## Short task
Do not carry the pictures over; copy every other part of the entries exactly.

-- Start Material provided --

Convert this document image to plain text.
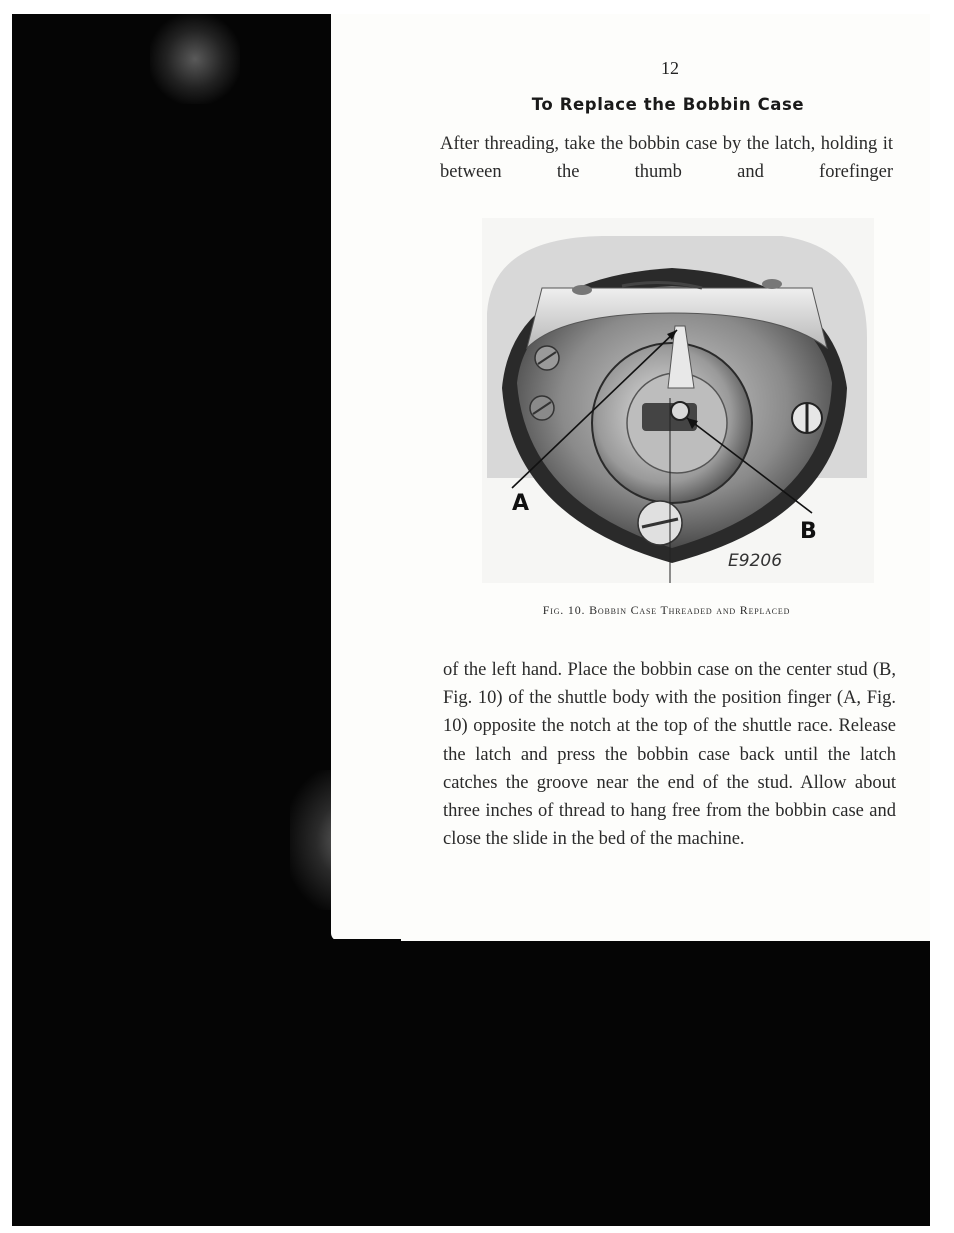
12
To Replace the Bobbin Case
After threading, take the bobbin case by the latch, holding it between the thumb and forefinger
A
B
E9206
Fig. 10. Bobbin Case Threaded and Replaced
of the left hand. Place the bobbin case on the center stud (B, Fig. 10) of the shuttle body with the position finger (A, Fig. 10) opposite the notch at the top of the shuttle race. Release the latch and press the bobbin case back until the latch catches the groove near the end of the stud. Allow about three inches of thread to hang free from the bobbin case and
close the slide in the bed of the machine.
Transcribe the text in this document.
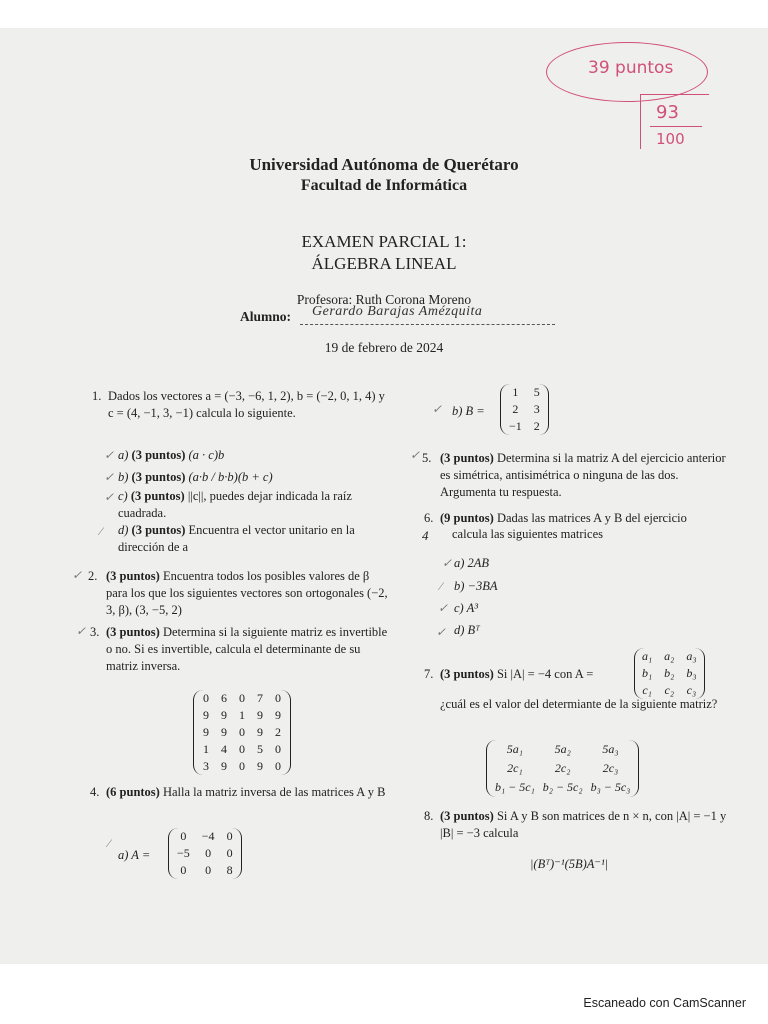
39 puntos
93
100
Universidad Autónoma de Querétaro
Facultad de Informática
EXAMEN PARCIAL 1:
ÁLGEBRA LINEAL
Profesora: Ruth Corona Moreno
Alumno: Gerardo Barajas Amézquita
19 de febrero de 2024
1. Dados los vectores a = (−3, −6, 1, 2), b = (−2, 0, 1, 4) y c = (4, −1, 3, −1) calcula lo siguiente.
✓ a) (3 puntos) (a · c)b
✓ b) (3 puntos) (a·b / b·b)(b + c)
✓ c) (3 puntos) ||c||, puedes dejar indicada la raíz cuadrada.
⁄ d) (3 puntos) Encuentra el vector unitario en la dirección de a
✓ 2. (3 puntos) Encuentra todos los posibles valores de β para los que los siguientes vectores son ortogonales (−2, 3, β), (3, −5, 2)
✓ 3. (3 puntos) Determina si la siguiente matriz es invertible o no. Si es invertible, calcula el determinante de su matriz inversa.
0	6	0	7	0
9	9	1	9	9
9	9	0	9	2
1	4	0	5	0
3	9	0	9	0
4. (6 puntos) Halla la matriz inversa de las matrices A y B
⁄
a) A =
0	−4	0
−5	0	0
0	0	8
✓ b) B =
1	5
2	3
−1	2
✓ 5. (3 puntos) Determina si la matriz A del ejercicio anterior es simétrica, antisimétrica o ninguna de las dos. Argumenta tu respuesta.
6. (9 puntos) Dadas las matrices A y B del ejercicio
4 calcula las siguientes matrices
✓ a) 2AB
⁄ b) −3BA
✓ c) A³
✓ d) Bᵀ
7. (3 puntos) Si |A| = −4 con A =
a₁	a₂	a₃
b₁	b₂	b₃
c₁	c₂	c₃
¿cuál es el valor del determiante de la siguiente matriz?
5a₁	5a₂	5a₃
2c₁	2c₂	2c₃
b₁ − 5c₁	b₂ − 5c₂	b₃ − 5c₃
8. (3 puntos) Si A y B son matrices de n × n, con |A| = −1 y |B| = −3 calcula
|(Bᵀ)⁻¹(5B)A⁻¹|
Escaneado con CamScanner
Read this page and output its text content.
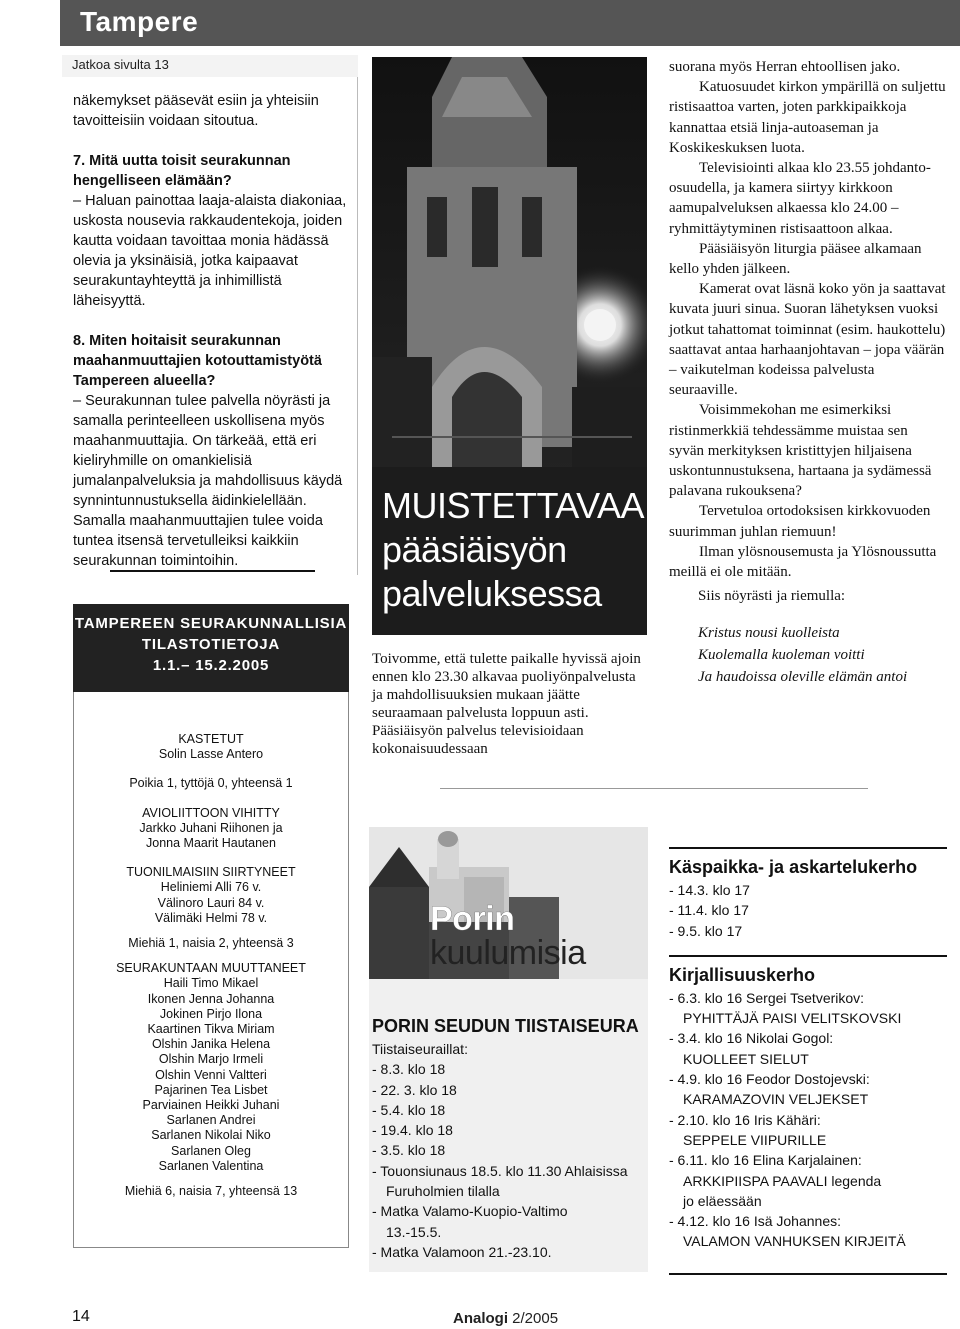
Tampere
Jatkoa sivulta 13

näkemykset pääsevät esiin ja yhteisiin tavoitteisiin voidaan sitoutua.

7. Mitä uutta toisit seurakunnan hengelliseen elämään?

– Haluan painottaa laaja-alaista diakoniaa, uskosta nousevia rakkaudentekoja, joiden kautta voidaan tavoittaa monia hädässä olevia ja yksinäisiä, jotka kaipaavat seurakuntayhteyttä ja inhimillistä läheisyyttä.

8. Miten hoitaisit seurakunnan maahanmuuttajien kotouttamistyötä Tampereen alueella?

– Seurakunnan tulee palvella nöyrästi ja samalla perinteelleen uskollisena myös maahanmuuttajia. On tärkeää, että eri kieliryhmille on omankielisiä jumalanpalveluksia ja mahdollisuus käydä synnintunnustuksella äidinkielellään. Samalla maahanmuuttajien tulee voida tuntea itsensä tervetulleiksi kaikkiin seurakunnan toimintoihin.

TAMPEREEN SEURAKUNNALLISIA
TILASTOTIETOJA
1.1.– 15.2.2005
KASTETUT
Solin Lasse Antero
Poikia 1, tyttöjä 0, yhteensä 1
AVIOLIITTOON VIHITTY
Jarkko Juhani Riihonen ja
Jonna Maarit Hautanen
TUONILMAISIIN SIIRTYNEET
Heliniemi Alli 76 v.
Välinoro Lauri 84 v.
Välimäki Helmi 78 v.
Miehiä 1, naisia 2, yhteensä 3
SEURAKUNTAAN MUUTTANEET
Haili Timo Mikael
Ikonen Jenna Johanna
Jokinen Pirjo Ilona
Kaartinen Tikva Miriam
Olshin Janika Helena
Olshin Marjo Irmeli
Olshin Venni Valtteri
Pajarinen Tea Lisbet
Parviainen Heikki Juhani
Sarlanen Andrei
Sarlanen Nikolai Niko
Sarlanen Oleg
Sarlanen Valentina
Miehiä 6, naisia 7, yhteensä 13
MUISTETTAVAA
pääsiäisyön
palveluksessa
Toivomme, että tulette paikalle hyvissä ajoin ennen klo 23.30 alkavaa puoliyönpalvelusta ja mahdollisuuksien mukaan jäätte seuraamaan palvelusta loppuun asti. Pääsiäisyön palvelus televisioidaan kokonaisuudessaan

suorana myös Herran ehtoollisen jako.

Katuosuudet kirkon ympärillä on suljettu ristisaattoa varten, joten parkkipaikkoja kannattaa etsiä linja-autoaseman ja Koskikeskuksen luota.

Televisiointi alkaa klo 23.55 johdanto-osuudella, ja kamera siirtyy kirkkoon aamupalveluksen alkaessa klo 24.00 – ryhmittäytyminen ristisaattoon alkaa.

Pääsiäisyön liturgia pääsee alkamaan kello yhden jälkeen.

Kamerat ovat läsnä koko yön ja saattavat kuvata juuri sinua. Suoran lähetyksen vuoksi jotkut tahattomat toiminnat (esim. haukottelu) saattavat antaa harhaanjohtavan – jopa väärän – vaikutelman kodeissa palvelusta seuraaville.

Voisimmekohan me esimerkiksi ristinmerkkiä tehdessämme muistaa sen syvän merkityksen kristittyjen hiljaisena uskontunnustuksena, hartaana ja sydämessä palavana rukouksena?

Tervetuloa ortodoksisen kirkkovuoden suurimman juhlan riemuun!

Ilman ylösnousemusta ja Ylösnoussutta meillä ei ole mitään.

Siis nöyrästi ja riemulla:

Kristus nousi kuolleista
Kuolemalla kuoleman voitti
Ja haudoissa oleville elämän antoi
Porin
kuulumisia
PORIN SEUDUN TIISTAISEURA
Tiistaiseuraillat:
- 8.3. klo 18
- 22. 3. klo 18
- 5.4. klo 18
- 19.4. klo 18
- 3.5. klo 18
- Touonsiunaus 18.5. klo 11.30 Ahlaisissa
Furuholmien tilalla
- Matka Valamo-Kuopio-Valtimo
13.-15.5.
- Matka Valamoon 21.-23.10.
Käspaikka- ja askartelukerho
- 14.3. klo 17
- 11.4. klo 17
- 9.5. klo 17
Kirjallisuuskerho
- 6.3. klo 16 Sergei Tsetverikov:
PYHITTÄJÄ PAISI VELITSKOVSKI
- 3.4. klo 16 Nikolai Gogol:
KUOLLEET SIELUT
- 4.9. klo 16 Feodor Dostojevski:
KARAMAZOVIN VELJEKSET
- 2.10. klo 16 Iris Kähäri:
SEPPELE VIIPURILLE
- 6.11. klo 16 Elina Karjalainen:
ARKKIPIISPA PAAVALI legenda
jo eläessään
- 4.12. klo 16 Isä Johannes:
VALAMON VANHUKSEN KIRJEITÄ
14	Analogi 2/2005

-- End Material provided --

## The reply
Convert this document image to plain text.
12
To Replace the Bobbin Case
After threading, take the bobbin case by the latch, holding it between the thumb and forefinger
A
B
E9206
Fig. 10. Bobbin Case Threaded and Replaced
of the left hand. Place the bobbin case on the center stud (B, Fig. 10) of the shuttle body with the position finger (A, Fig. 10) opposite the notch at the top of the shuttle race. Release the latch and press the bobbin case back until the latch catches the groove near the end of the stud. Allow about three inches of thread to hang free from the bobbin case and
close the slide in the bed of the machine.
Transcribe the text in this document.
39 puntos
93
100
Universidad Autónoma de Querétaro
Facultad de Informática
EXAMEN PARCIAL 1:
ÁLGEBRA LINEAL
Profesora: Ruth Corona Moreno
Alumno: Gerardo Barajas Amézquita
19 de febrero de 2024
1. Dados los vectores a = (−3, −6, 1, 2), b = (−2, 0, 1, 4) y c = (4, −1, 3, −1) calcula lo siguiente.
✓ a) (3 puntos) (a · c)b
✓ b) (3 puntos) (a·b / b·b)(b + c)
✓ c) (3 puntos) ||c||, puedes dejar indicada la raíz cuadrada.
⁄ d) (3 puntos) Encuentra el vector unitario en la dirección de a
✓ 2. (3 puntos) Encuentra todos los posibles valores de β para los que los siguientes vectores son ortogonales (−2, 3, β), (3, −5, 2)
✓ 3. (3 puntos) Determina si la siguiente matriz es invertible o no. Si es invertible, calcula el determinante de su matriz inversa.
0	6	0	7	0
9	9	1	9	9
9	9	0	9	2
1	4	0	5	0
3	9	0	9	0
4. (6 puntos) Halla la matriz inversa de las matrices A y B
⁄
a) A =
0	−4	0
−5	0	0
0	0	8
✓ b) B =
1	5
2	3
−1	2
✓ 5. (3 puntos) Determina si la matriz A del ejercicio anterior es simétrica, antisimétrica o ninguna de las dos. Argumenta tu respuesta.
6. (9 puntos) Dadas las matrices A y B del ejercicio
4 calcula las siguientes matrices
✓ a) 2AB
⁄ b) −3BA
✓ c) A³
✓ d) Bᵀ
7. (3 puntos) Si |A| = −4 con A =
a₁	a₂	a₃
b₁	b₂	b₃
c₁	c₂	c₃
¿cuál es el valor del determiante de la siguiente matriz?
5a₁	5a₂	5a₃
2c₁	2c₂	2c₃
b₁ − 5c₁	b₂ − 5c₂	b₃ − 5c₃
8. (3 puntos) Si A y B son matrices de n × n, con |A| = −1 y |B| = −3 calcula
|(Bᵀ)⁻¹(5B)A⁻¹|
Escaneado con CamScanner
Read this page and output its text content.
Tampere
Jatkoa sivulta 13

näkemykset pääsevät esiin ja yhteisiin tavoitteisiin voidaan sitoutua.

7. Mitä uutta toisit seurakunnan hengelliseen elämään?

– Haluan painottaa laaja-alaista diakoniaa, uskosta nousevia rakkaudentekoja, joiden kautta voidaan tavoittaa monia hädässä olevia ja yksinäisiä, jotka kaipaavat seurakuntayhteyttä ja inhimillistä läheisyyttä.

8. Miten hoitaisit seurakunnan maahanmuuttajien kotouttamistyötä Tampereen alueella?

– Seurakunnan tulee palvella nöyrästi ja samalla perinteelleen uskollisena myös maahanmuuttajia. On tärkeää, että eri kieliryhmille on omankielisiä jumalanpalveluksia ja mahdollisuus käydä synnintunnustuksella äidinkielellään. Samalla maahanmuuttajien tulee voida tuntea itsensä tervetulleiksi kaikkiin seurakunnan toimintoihin.

TAMPEREEN SEURAKUNNALLISIA
TILASTOTIETOJA
1.1.– 15.2.2005
KASTETUT
Solin Lasse Antero
Poikia 1, tyttöjä 0, yhteensä 1
AVIOLIITTOON VIHITTY
Jarkko Juhani Riihonen ja
Jonna Maarit Hautanen
TUONILMAISIIN SIIRTYNEET
Heliniemi Alli 76 v.
Välinoro Lauri 84 v.
Välimäki Helmi 78 v.
Miehiä 1, naisia 2, yhteensä 3
SEURAKUNTAAN MUUTTANEET
Haili Timo Mikael
Ikonen Jenna Johanna
Jokinen Pirjo Ilona
Kaartinen Tikva Miriam
Olshin Janika Helena
Olshin Marjo Irmeli
Olshin Venni Valtteri
Pajarinen Tea Lisbet
Parviainen Heikki Juhani
Sarlanen Andrei
Sarlanen Nikolai Niko
Sarlanen Oleg
Sarlanen Valentina
Miehiä 6, naisia 7, yhteensä 13
MUISTETTAVAA
pääsiäisyön
palveluksessa
Toivomme, että tulette paikalle hyvissä ajoin ennen klo 23.30 alkavaa puoliyönpalvelusta ja mahdollisuuksien mukaan jäätte seuraamaan palvelusta loppuun asti. Pääsiäisyön palvelus televisioidaan kokonaisuudessaan

suorana myös Herran ehtoollisen jako.

Katuosuudet kirkon ympärillä on suljettu ristisaattoa varten, joten parkkipaikkoja kannattaa etsiä linja-autoaseman ja Koskikeskuksen luota.

Televisiointi alkaa klo 23.55 johdanto-osuudella, ja kamera siirtyy kirkkoon aamupalveluksen alkaessa klo 24.00 – ryhmittäytyminen ristisaattoon alkaa.

Pääsiäisyön liturgia pääsee alkamaan kello yhden jälkeen.

Kamerat ovat läsnä koko yön ja saattavat kuvata juuri sinua. Suoran lähetyksen vuoksi jotkut tahattomat toiminnat (esim. haukottelu) saattavat antaa harhaanjohtavan – jopa väärän – vaikutelman kodeissa palvelusta seuraaville.

Voisimmekohan me esimerkiksi ristinmerkkiä tehdessämme muistaa sen syvän merkityksen kristittyjen hiljaisena uskontunnustuksena, hartaana ja sydämessä palavana rukouksena?

Tervetuloa ortodoksisen kirkkovuoden suurimman juhlan riemuun!

Ilman ylösnousemusta ja Ylösnoussutta meillä ei ole mitään.

Siis nöyrästi ja riemulla:

Kristus nousi kuolleista
Kuolemalla kuoleman voitti
Ja haudoissa oleville elämän antoi
Porin
kuulumisia
PORIN SEUDUN TIISTAISEURA
Tiistaiseuraillat:
- 8.3. klo 18
- 22. 3. klo 18
- 5.4. klo 18
- 19.4. klo 18
- 3.5. klo 18
- Touonsiunaus 18.5. klo 11.30 Ahlaisissa
Furuholmien tilalla
- Matka Valamo-Kuopio-Valtimo
13.-15.5.
- Matka Valamoon 21.-23.10.
Käspaikka- ja askartelukerho
- 14.3. klo 17
- 11.4. klo 17
- 9.5. klo 17
Kirjallisuuskerho
- 6.3. klo 16 Sergei Tsetverikov:
PYHITTÄJÄ PAISI VELITSKOVSKI
- 3.4. klo 16 Nikolai Gogol:
KUOLLEET SIELUT
- 4.9. klo 16 Feodor Dostojevski:
KARAMAZOVIN VELJEKSET
- 2.10. klo 16 Iris Kähäri:
SEPPELE VIIPURILLE
- 6.11. klo 16 Elina Karjalainen:
ARKKIPIISPA PAAVALI legenda
jo eläessään
- 4.12. klo 16 Isä Johannes:
VALAMON VANHUKSEN KIRJEITÄ
14	Analogi 2/2005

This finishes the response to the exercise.